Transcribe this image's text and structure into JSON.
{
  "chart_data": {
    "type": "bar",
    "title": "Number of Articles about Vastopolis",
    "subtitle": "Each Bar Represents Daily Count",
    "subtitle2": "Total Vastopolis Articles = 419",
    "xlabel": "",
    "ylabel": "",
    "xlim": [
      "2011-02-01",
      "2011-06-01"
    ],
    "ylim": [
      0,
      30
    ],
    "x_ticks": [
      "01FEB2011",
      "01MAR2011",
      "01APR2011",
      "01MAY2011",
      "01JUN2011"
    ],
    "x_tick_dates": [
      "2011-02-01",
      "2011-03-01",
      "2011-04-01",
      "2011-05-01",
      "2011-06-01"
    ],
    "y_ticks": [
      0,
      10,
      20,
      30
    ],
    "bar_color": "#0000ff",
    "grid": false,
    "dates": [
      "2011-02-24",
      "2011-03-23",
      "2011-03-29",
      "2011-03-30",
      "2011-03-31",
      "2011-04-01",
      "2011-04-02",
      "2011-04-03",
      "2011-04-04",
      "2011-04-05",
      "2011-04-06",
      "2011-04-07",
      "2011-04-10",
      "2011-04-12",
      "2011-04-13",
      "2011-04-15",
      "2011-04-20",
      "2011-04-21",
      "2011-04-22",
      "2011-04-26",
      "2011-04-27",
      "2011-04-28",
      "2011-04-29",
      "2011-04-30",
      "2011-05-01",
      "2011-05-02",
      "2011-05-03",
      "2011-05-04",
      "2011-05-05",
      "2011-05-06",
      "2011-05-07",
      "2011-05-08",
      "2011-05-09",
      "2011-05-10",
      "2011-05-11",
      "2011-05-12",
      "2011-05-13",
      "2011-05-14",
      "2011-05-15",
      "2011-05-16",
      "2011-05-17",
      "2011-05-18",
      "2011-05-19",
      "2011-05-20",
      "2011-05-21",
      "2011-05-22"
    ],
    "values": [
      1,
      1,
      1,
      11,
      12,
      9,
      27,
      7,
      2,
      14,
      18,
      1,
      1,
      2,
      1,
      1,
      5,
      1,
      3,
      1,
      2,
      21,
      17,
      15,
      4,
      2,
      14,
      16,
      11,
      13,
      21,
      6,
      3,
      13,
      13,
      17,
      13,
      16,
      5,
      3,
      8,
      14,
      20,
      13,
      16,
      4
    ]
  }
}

---

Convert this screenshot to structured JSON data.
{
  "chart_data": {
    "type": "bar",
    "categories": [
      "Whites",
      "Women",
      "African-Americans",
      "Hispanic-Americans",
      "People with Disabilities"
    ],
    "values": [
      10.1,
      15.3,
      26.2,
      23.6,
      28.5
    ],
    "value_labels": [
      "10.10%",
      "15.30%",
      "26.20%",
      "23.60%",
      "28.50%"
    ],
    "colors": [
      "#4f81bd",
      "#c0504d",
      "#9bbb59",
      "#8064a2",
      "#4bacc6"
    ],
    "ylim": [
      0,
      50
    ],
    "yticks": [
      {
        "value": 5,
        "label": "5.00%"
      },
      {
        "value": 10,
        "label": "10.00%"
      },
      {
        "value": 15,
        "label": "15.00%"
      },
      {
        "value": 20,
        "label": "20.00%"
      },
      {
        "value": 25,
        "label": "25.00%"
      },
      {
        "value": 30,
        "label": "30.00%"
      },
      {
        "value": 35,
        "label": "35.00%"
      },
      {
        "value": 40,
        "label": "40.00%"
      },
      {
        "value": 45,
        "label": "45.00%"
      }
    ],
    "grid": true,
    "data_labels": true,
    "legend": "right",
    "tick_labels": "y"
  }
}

---

(EXERCISE REQUIREMENTS)
Find each line that has the word "JSON", then copy it out.

(TASK OUTPUT)
Transcribe this image's text and structure into JSON.
Convert this screenshot to structured JSON data.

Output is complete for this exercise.